__The exercise__:
From the entries provided below, copy each line that contains the word "ffffff".

#### Record set

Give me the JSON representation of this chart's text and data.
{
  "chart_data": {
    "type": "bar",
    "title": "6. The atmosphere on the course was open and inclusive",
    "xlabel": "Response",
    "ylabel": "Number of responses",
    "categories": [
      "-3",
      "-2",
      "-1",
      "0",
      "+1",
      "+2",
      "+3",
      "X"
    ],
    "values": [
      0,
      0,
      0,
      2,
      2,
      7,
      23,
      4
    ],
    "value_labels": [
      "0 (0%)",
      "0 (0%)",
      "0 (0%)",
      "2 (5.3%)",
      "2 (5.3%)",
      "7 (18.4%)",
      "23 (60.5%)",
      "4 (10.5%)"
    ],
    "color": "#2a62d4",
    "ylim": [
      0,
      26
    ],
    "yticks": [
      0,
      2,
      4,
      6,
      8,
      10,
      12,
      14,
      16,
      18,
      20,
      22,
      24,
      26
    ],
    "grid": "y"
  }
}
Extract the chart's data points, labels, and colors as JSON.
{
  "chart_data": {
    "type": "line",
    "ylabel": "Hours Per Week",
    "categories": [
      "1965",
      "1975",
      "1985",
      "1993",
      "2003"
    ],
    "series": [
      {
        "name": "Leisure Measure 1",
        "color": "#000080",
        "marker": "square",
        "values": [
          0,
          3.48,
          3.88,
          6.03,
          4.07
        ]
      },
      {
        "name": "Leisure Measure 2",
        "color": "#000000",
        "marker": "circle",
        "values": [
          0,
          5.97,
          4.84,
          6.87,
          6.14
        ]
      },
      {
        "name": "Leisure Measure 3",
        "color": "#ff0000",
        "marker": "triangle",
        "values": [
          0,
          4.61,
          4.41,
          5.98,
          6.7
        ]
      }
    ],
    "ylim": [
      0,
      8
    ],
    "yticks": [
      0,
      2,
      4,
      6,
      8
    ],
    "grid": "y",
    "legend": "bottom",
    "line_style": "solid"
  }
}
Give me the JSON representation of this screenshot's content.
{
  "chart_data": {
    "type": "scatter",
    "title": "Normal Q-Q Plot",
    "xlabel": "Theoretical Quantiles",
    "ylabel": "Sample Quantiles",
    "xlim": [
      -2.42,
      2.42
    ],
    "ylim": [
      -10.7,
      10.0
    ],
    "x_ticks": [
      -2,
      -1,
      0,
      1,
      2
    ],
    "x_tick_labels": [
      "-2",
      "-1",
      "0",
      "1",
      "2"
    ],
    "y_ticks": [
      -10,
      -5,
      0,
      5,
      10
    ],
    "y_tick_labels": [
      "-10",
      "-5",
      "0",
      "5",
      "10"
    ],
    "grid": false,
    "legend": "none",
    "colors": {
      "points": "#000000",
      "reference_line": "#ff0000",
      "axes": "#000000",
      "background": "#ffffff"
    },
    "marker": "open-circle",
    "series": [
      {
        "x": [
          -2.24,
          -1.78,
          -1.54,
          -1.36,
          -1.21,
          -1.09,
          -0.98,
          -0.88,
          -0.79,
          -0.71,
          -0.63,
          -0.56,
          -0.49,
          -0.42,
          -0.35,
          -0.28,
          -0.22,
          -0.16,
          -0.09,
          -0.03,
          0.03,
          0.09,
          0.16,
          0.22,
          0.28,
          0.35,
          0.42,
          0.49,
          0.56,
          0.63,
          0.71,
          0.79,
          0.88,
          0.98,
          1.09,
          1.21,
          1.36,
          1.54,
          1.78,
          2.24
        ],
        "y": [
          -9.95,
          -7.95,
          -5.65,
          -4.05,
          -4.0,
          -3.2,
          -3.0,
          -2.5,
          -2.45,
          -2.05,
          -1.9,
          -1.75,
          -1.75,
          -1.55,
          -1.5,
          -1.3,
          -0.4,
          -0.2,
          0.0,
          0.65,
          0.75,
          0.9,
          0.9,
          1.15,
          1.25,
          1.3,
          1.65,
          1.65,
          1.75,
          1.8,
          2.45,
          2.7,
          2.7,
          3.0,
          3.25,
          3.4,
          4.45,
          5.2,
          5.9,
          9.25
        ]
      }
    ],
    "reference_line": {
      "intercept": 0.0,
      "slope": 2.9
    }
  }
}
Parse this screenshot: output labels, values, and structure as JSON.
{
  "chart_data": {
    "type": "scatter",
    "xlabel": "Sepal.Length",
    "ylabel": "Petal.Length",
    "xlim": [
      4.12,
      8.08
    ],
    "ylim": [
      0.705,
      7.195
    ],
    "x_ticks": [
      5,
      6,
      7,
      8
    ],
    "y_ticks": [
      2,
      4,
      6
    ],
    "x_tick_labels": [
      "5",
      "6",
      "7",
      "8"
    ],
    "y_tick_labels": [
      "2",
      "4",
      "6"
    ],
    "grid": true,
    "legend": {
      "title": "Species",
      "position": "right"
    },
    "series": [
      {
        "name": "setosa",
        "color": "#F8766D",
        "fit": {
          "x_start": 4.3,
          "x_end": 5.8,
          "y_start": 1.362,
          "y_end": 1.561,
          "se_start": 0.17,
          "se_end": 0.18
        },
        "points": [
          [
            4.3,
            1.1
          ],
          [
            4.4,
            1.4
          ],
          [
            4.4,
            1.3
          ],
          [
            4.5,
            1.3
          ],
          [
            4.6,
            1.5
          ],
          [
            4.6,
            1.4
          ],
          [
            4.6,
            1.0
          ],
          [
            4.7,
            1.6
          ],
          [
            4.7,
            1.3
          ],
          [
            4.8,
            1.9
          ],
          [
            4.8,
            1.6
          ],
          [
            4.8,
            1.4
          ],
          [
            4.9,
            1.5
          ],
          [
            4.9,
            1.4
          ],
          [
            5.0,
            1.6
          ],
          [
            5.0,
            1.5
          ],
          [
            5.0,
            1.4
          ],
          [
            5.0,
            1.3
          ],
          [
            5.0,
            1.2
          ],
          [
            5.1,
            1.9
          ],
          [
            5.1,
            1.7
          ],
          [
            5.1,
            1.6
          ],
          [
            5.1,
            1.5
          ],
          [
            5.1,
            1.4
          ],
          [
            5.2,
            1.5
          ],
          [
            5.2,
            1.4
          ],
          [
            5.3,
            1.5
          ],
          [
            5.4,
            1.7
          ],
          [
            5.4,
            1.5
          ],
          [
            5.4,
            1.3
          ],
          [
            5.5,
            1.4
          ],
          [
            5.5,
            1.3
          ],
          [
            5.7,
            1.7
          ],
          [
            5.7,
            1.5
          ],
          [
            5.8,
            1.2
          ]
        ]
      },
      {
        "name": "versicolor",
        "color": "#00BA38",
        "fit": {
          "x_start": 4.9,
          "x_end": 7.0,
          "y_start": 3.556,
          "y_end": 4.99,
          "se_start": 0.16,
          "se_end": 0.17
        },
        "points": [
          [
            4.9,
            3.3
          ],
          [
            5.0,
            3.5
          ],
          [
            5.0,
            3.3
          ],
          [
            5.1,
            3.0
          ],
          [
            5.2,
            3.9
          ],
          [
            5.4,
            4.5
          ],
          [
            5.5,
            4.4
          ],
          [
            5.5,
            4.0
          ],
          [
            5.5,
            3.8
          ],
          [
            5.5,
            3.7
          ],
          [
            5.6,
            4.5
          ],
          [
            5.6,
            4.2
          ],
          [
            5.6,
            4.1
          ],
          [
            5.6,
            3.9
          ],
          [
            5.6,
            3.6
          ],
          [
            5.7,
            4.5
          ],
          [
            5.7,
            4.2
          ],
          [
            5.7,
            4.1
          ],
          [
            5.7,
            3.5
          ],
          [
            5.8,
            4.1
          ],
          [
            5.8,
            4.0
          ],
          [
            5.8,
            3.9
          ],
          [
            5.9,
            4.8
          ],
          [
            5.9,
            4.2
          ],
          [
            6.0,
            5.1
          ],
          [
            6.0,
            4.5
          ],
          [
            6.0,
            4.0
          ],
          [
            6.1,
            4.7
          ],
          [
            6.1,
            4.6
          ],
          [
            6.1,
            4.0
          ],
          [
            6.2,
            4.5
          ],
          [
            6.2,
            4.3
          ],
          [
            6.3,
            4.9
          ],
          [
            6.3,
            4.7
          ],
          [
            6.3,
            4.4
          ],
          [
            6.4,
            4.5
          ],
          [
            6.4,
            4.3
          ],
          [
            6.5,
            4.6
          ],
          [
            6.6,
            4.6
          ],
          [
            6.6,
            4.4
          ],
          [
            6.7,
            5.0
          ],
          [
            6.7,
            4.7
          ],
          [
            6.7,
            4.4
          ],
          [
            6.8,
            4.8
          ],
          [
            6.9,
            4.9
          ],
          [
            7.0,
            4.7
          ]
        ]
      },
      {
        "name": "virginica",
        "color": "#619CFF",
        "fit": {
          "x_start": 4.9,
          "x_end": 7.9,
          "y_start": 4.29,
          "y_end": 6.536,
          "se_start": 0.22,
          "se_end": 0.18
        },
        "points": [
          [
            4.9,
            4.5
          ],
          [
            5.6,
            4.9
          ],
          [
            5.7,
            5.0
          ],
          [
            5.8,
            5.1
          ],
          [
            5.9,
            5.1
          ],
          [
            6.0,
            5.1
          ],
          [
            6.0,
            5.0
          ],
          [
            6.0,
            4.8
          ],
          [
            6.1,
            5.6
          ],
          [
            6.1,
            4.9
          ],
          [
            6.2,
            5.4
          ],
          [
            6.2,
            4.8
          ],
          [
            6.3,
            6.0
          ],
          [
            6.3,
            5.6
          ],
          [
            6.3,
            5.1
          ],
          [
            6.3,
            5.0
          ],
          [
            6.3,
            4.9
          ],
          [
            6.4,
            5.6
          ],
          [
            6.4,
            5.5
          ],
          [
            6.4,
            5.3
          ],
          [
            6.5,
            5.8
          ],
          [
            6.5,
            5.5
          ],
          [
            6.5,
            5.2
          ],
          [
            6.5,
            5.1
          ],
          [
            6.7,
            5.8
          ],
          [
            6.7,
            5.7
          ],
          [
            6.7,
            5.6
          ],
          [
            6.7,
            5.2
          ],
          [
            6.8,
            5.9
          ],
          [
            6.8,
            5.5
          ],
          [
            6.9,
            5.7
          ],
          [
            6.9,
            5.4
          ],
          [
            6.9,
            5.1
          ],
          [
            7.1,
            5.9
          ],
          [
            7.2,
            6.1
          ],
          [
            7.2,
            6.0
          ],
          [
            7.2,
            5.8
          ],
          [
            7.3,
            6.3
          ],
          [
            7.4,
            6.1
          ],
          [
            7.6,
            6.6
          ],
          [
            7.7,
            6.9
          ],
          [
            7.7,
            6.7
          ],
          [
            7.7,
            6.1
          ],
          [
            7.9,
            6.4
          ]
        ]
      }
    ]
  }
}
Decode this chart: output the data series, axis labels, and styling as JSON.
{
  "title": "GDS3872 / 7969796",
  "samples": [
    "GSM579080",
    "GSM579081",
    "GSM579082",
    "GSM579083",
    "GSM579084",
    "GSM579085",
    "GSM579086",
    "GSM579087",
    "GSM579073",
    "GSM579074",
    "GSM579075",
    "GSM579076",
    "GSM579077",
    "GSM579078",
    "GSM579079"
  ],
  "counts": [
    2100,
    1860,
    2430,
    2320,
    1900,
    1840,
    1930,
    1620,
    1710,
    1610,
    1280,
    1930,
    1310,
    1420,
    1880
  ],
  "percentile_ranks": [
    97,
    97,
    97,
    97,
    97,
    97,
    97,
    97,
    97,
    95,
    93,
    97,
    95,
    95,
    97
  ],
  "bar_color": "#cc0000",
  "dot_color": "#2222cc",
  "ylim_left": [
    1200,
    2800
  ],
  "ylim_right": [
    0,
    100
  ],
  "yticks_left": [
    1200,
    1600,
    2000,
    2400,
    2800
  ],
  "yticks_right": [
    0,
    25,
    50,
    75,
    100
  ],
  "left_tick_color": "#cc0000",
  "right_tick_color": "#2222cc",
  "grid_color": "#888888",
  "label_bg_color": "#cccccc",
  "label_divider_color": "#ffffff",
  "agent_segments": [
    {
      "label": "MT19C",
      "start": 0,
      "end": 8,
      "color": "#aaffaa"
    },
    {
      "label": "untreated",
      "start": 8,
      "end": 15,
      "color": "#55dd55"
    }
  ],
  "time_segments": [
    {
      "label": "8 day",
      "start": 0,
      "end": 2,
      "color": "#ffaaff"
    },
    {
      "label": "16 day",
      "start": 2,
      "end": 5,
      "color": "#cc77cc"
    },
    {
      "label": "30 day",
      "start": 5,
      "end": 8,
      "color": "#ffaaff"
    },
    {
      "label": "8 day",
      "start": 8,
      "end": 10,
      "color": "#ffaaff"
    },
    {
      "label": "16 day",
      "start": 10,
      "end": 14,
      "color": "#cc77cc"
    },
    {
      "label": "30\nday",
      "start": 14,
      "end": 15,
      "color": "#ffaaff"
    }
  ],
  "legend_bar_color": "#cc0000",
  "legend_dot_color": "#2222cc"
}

########

__Reply__:
      "background": "#ffffff"
  "label_divider_color": "#ffffff",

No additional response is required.